- **What is asked**
Print out each entry below exactly, please.

----------

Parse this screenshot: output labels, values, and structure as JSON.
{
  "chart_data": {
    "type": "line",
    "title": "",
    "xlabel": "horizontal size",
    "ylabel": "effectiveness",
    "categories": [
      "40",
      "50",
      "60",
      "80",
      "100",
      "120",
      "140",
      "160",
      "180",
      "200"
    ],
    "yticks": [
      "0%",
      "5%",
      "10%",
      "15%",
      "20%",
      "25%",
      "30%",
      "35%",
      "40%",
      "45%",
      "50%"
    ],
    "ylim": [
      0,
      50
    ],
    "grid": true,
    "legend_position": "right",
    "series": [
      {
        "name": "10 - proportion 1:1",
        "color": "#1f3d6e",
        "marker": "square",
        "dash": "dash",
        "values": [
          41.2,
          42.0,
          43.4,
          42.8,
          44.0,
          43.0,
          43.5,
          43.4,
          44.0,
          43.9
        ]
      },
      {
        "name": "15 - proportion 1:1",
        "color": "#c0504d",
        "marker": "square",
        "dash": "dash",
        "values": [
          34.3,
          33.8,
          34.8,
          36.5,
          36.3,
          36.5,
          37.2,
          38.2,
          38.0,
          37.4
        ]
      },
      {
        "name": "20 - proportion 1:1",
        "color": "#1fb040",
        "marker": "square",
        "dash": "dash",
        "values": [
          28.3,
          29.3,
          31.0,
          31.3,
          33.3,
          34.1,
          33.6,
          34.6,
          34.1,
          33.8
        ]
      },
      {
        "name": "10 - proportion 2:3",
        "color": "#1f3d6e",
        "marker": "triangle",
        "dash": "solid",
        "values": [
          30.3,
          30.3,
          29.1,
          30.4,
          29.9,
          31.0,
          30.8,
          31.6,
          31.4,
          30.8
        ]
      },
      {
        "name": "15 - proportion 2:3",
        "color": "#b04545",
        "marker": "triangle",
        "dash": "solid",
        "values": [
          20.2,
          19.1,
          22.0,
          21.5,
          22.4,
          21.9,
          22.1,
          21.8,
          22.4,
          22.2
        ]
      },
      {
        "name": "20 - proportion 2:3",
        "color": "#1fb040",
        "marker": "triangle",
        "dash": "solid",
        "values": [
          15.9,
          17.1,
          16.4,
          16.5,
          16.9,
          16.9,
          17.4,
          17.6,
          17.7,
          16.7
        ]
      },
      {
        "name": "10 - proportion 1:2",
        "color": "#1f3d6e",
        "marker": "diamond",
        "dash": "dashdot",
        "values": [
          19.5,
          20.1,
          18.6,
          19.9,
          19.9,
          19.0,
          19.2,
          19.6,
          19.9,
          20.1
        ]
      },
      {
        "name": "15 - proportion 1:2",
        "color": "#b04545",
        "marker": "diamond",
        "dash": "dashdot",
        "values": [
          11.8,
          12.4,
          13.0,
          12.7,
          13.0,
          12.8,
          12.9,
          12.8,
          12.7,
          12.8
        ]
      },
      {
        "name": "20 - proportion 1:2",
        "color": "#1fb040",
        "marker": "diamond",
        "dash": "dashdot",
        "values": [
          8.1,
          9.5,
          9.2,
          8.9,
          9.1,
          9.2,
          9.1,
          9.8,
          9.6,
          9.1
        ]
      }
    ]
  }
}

----------

- **Task result**
Parse this screenshot: output labels, values, and structure as JSON.
{
  "chart_data": {
    "type": "line",
    "title": "",
    "xlabel": "horizontal size",
    "ylabel": "effectiveness",
    "categories": [
      "40",
      "50",
      "60",
      "80",
      "100",
      "120",
      "140",
      "160",
      "180",
      "200"
    ],
    "yticks": [
      "0%",
      "5%",
      "10%",
      "15%",
      "20%",
      "25%",
      "30%",
      "35%",
      "40%",
      "45%",
      "50%"
    ],
    "ylim": [
      0,
      50
    ],
    "grid": true,
    "legend_position": "right",
    "series": [
      {
        "name": "10 - proportion 1:1",
        "color": "#1f3d6e",
        "marker": "square",
        "dash": "dash",
        "values": [
          41.2,
          42.0,
          43.4,
          42.8,
          44.0,
          43.0,
          43.5,
          43.4,
          44.0,
          43.9
        ]
      },
      {
        "name": "15 - proportion 1:1",
        "color": "#c0504d",
        "marker": "square",
        "dash": "dash",
        "values": [
          34.3,
          33.8,
          34.8,
          36.5,
          36.3,
          36.5,
          37.2,
          38.2,
          38.0,
          37.4
        ]
      },
      {
        "name": "20 - proportion 1:1",
        "color": "#1fb040",
        "marker": "square",
        "dash": "dash",
        "values": [
          28.3,
          29.3,
          31.0,
          31.3,
          33.3,
          34.1,
          33.6,
          34.6,
          34.1,
          33.8
        ]
      },
      {
        "name": "10 - proportion 2:3",
        "color": "#1f3d6e",
        "marker": "triangle",
        "dash": "solid",
        "values": [
          30.3,
          30.3,
          29.1,
          30.4,
          29.9,
          31.0,
          30.8,
          31.6,
          31.4,
          30.8
        ]
      },
      {
        "name": "15 - proportion 2:3",
        "color": "#b04545",
        "marker": "triangle",
        "dash": "solid",
        "values": [
          20.2,
          19.1,
          22.0,
          21.5,
          22.4,
          21.9,
          22.1,
          21.8,
          22.4,
          22.2
        ]
      },
      {
        "name": "20 - proportion 2:3",
        "color": "#1fb040",
        "marker": "triangle",
        "dash": "solid",
        "values": [
          15.9,
          17.1,
          16.4,
          16.5,
          16.9,
          16.9,
          17.4,
          17.6,
          17.7,
          16.7
        ]
      },
      {
        "name": "10 - proportion 1:2",
        "color": "#1f3d6e",
        "marker": "diamond",
        "dash": "dashdot",
        "values": [
          19.5,
          20.1,
          18.6,
          19.9,
          19.9,
          19.0,
          19.2,
          19.6,
          19.9,
          20.1
        ]
      },
      {
        "name": "15 - proportion 1:2",
        "color": "#b04545",
        "marker": "diamond",
        "dash": "dashdot",
        "values": [
          11.8,
          12.4,
          13.0,
          12.7,
          13.0,
          12.8,
          12.9,
          12.8,
          12.7,
          12.8
        ]
      },
      {
        "name": "20 - proportion 1:2",
        "color": "#1fb040",
        "marker": "diamond",
        "dash": "dashdot",
        "values": [
          8.1,
          9.5,
          9.2,
          8.9,
          9.1,
          9.2,
          9.1,
          9.8,
          9.6,
          9.1
        ]
      }
    ]
  }
}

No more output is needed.